**REQUEST**. From the entries below, reproduce verbatim the lines starting at the one that contains "stone-black[interactable] bbox=[436, 18, 461, 43]" and ending at the one that contains "stone-white[interactable] bbox=[336, 68, 361, 93]", with both of those lines included.

**PROVIDED RECORDS**.
— Start —

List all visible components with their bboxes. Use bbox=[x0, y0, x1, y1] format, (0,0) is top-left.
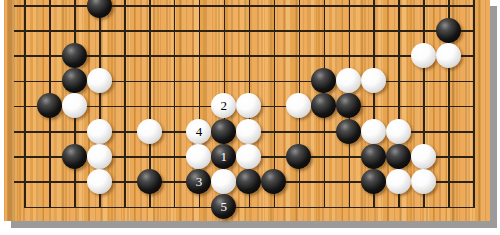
stone-black[interactable] bbox=[436, 18, 461, 43]
stone-black[interactable] bbox=[236, 169, 261, 194]
stone-black[interactable] bbox=[62, 144, 87, 169]
stone-white[interactable] bbox=[137, 119, 162, 144]
stone-black[interactable] bbox=[62, 68, 87, 93]
stone-black[interactable] bbox=[336, 119, 361, 144]
stone-white[interactable] bbox=[87, 68, 112, 93]
stone-white[interactable] bbox=[361, 68, 386, 93]
stone-white[interactable] bbox=[236, 144, 261, 169]
stone-black[interactable] bbox=[211, 119, 236, 144]
stone-white[interactable] bbox=[436, 43, 461, 68]
stone-black[interactable] bbox=[37, 93, 62, 118]
go-app-window: 12345 bbox=[0, 0, 500, 235]
stone-black[interactable] bbox=[62, 43, 87, 68]
stone-white[interactable] bbox=[62, 93, 87, 118]
stone-white[interactable] bbox=[87, 144, 112, 169]
stone-black[interactable] bbox=[361, 144, 386, 169]
grid-line bbox=[14, 5, 475, 7]
stone-white[interactable] bbox=[361, 119, 386, 144]
grid-line bbox=[24, 207, 474, 209]
wood-grain-streak bbox=[7, 0, 15, 221]
stone-black[interactable] bbox=[361, 169, 386, 194]
stone-white[interactable] bbox=[386, 119, 411, 144]
stone-white[interactable] bbox=[411, 144, 436, 169]
stone-white[interactable] bbox=[87, 169, 112, 194]
stone-white[interactable] bbox=[336, 68, 361, 93]
stone-white[interactable] bbox=[386, 169, 411, 194]
stone-black[interactable] bbox=[137, 169, 162, 194]
stone-black[interactable] bbox=[311, 68, 336, 93]
stone-black[interactable] bbox=[286, 144, 311, 169]
stone-black[interactable] bbox=[261, 169, 286, 194]
stone-black[interactable] bbox=[211, 144, 236, 169]
stone-white[interactable] bbox=[186, 144, 211, 169]
stone-white[interactable] bbox=[186, 119, 211, 144]
stone-white[interactable] bbox=[87, 119, 112, 144]
stone-white[interactable] bbox=[411, 169, 436, 194]
grid-line bbox=[14, 30, 475, 32]
stone-white[interactable] bbox=[411, 43, 436, 68]
stone-white[interactable] bbox=[236, 119, 261, 144]
stone-black[interactable] bbox=[386, 144, 411, 169]
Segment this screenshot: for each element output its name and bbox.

— End —

**ANSWER**.
stone-black[interactable] bbox=[436, 18, 461, 43]
stone-black[interactable] bbox=[236, 169, 261, 194]
stone-black[interactable] bbox=[62, 144, 87, 169]
stone-white[interactable] bbox=[137, 119, 162, 144]
stone-black[interactable] bbox=[62, 68, 87, 93]
stone-black[interactable] bbox=[336, 119, 361, 144]
stone-white[interactable] bbox=[87, 68, 112, 93]
stone-white[interactable] bbox=[361, 68, 386, 93]
stone-white[interactable] bbox=[236, 144, 261, 169]
stone-black[interactable] bbox=[211, 119, 236, 144]
stone-white[interactable] bbox=[436, 43, 461, 68]
stone-black[interactable] bbox=[37, 93, 62, 118]
go-app-window: 12345 bbox=[0, 0, 500, 235]
stone-black[interactable] bbox=[62, 43, 87, 68]
stone-white[interactable] bbox=[62, 93, 87, 118]
stone-white[interactable] bbox=[87, 144, 112, 169]
stone-black[interactable] bbox=[361, 144, 386, 169]
grid-line bbox=[14, 5, 475, 7]
stone-white[interactable] bbox=[361, 119, 386, 144]
grid-line bbox=[24, 207, 474, 209]
wood-grain-streak bbox=[7, 0, 15, 221]
stone-black[interactable] bbox=[361, 169, 386, 194]
stone-white[interactable] bbox=[386, 119, 411, 144]
stone-white[interactable] bbox=[411, 144, 436, 169]
stone-white[interactable] bbox=[87, 169, 112, 194]
stone-white[interactable] bbox=[336, 68, 361, 93]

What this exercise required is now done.